[Dataset records]

···

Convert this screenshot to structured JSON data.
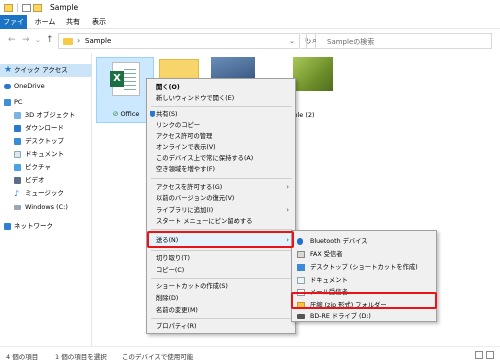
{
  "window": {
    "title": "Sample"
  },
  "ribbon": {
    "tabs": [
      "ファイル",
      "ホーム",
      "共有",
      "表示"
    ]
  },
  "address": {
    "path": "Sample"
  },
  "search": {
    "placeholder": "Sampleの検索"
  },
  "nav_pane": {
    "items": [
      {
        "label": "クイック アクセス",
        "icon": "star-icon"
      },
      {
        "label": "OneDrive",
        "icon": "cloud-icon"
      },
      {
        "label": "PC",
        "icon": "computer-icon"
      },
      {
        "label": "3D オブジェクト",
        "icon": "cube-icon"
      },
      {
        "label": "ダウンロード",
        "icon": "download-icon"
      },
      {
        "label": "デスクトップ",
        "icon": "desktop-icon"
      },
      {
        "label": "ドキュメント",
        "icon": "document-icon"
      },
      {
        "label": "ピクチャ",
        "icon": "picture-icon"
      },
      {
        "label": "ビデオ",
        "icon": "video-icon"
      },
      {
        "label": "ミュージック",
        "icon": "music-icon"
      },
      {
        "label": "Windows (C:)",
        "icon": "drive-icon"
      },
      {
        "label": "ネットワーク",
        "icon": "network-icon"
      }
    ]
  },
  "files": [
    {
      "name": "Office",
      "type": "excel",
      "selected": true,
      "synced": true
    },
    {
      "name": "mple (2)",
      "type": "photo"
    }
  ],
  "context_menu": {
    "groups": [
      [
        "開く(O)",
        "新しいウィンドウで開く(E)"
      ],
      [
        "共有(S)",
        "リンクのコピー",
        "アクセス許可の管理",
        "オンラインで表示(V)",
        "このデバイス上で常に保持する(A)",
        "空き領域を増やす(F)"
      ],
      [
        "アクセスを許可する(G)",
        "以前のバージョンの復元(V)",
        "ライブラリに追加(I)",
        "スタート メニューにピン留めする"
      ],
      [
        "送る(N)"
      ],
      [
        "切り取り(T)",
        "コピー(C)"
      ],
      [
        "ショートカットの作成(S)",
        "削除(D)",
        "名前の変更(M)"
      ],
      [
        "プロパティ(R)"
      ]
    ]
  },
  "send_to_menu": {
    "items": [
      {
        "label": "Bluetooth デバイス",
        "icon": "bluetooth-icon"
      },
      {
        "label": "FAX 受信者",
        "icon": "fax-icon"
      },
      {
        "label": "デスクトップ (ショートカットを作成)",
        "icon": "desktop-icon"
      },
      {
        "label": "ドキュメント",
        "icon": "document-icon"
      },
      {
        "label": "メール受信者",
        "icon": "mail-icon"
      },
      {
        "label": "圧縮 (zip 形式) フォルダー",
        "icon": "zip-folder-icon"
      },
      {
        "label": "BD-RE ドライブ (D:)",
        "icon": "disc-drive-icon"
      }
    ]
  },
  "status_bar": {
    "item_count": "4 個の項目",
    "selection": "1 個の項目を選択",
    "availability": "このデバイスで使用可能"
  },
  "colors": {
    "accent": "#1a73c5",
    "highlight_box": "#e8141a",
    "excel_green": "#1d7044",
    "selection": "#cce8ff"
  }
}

···

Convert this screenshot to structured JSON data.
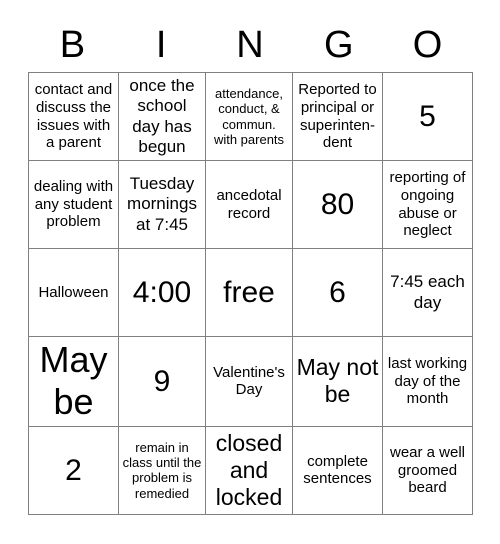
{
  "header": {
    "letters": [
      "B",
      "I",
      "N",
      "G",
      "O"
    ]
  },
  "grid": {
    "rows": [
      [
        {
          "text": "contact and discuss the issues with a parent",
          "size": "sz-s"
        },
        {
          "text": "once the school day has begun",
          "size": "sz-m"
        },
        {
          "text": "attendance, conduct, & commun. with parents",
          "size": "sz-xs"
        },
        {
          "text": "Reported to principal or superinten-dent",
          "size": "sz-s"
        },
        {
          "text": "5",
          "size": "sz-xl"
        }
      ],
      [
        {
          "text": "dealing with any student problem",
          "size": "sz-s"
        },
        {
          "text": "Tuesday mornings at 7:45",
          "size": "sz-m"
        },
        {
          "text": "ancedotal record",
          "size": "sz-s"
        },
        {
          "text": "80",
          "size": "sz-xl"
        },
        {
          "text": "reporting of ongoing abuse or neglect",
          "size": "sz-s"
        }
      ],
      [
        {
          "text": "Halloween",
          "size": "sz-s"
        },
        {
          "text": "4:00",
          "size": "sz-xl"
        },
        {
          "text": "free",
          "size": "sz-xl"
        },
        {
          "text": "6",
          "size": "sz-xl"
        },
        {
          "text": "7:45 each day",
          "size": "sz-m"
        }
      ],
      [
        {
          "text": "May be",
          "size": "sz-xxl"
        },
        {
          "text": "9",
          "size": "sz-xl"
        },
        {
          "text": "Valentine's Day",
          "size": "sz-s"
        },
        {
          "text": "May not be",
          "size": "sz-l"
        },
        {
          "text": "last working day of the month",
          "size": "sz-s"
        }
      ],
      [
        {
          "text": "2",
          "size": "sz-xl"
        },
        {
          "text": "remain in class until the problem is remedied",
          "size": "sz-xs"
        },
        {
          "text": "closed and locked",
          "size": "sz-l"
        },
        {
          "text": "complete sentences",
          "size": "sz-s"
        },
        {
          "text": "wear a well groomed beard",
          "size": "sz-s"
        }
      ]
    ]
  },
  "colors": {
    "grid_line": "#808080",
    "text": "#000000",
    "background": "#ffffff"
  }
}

···

> **What to produce**: Read through the data and copy every line where "problem" shows up.

> **Completed exercise**:
          "text": "dealing with any student problem",
          "text": "remain in class until the problem is remedied",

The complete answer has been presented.